▸ Provided records

▬▬▬

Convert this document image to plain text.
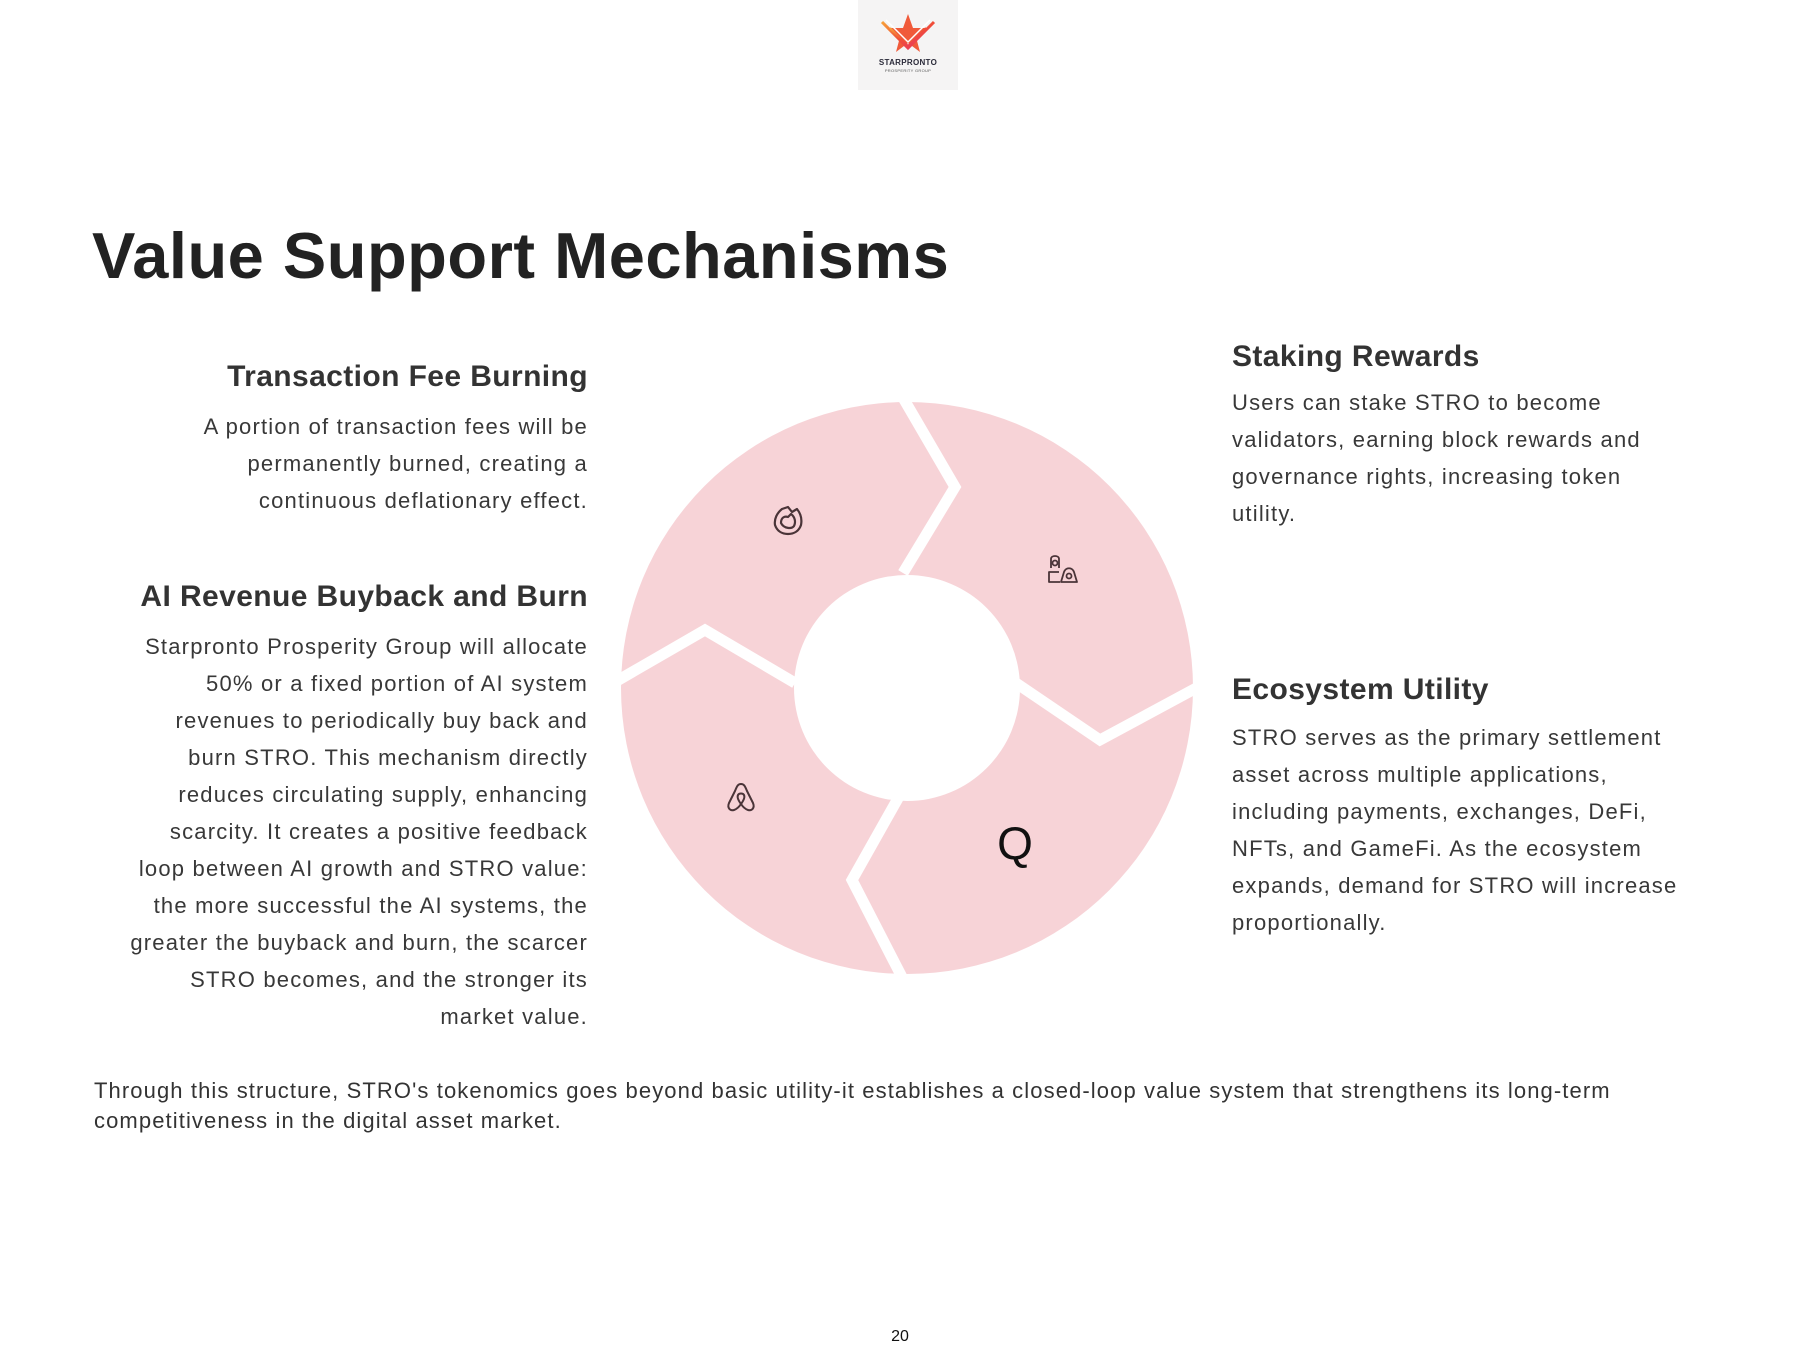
STARPRONTO
PROSPERITY GROUP
Value Support Mechanisms
Transaction Fee Burning

A portion of transaction fees will be
permanently burned, creating a
continuous deflationary effect.

AI Revenue Buyback and Burn

Starpronto Prosperity Group will allocate
50% or a fixed portion of AI system
revenues to periodically buy back and
burn STRO. This mechanism directly
reduces circulating supply, enhancing
scarcity. It creates a positive feedback
loop between AI growth and STRO value:
the more successful the AI systems, the
greater the buyback and burn, the scarcer
STRO becomes, and the stronger its
market value.

Staking Rewards

Users can stake STRO to become
validators, earning block rewards and
governance rights, increasing token
utility.

Ecosystem Utility

STRO serves as the primary settlement
asset across multiple applications,
including payments, exchanges, DeFi,
NFTs, and GameFi. As the ecosystem
expands, demand for STRO will increase
proportionally.

Q

Through this structure, STRO's tokenomics goes beyond basic utility-it establishes a closed-loop value system that strengthens its long-term competitiveness in the digital asset market.

20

▬▬▬

▸ Problem to solve
List the lines of the material in which the word "loop" occurs.

▸ Correct result
loop between AI growth and STRO value:
Through this structure, STRO's tokenomics goes beyond basic utility-it establishes a closed-loop value system that strengthens its long-term competitiveness in the digital asset market.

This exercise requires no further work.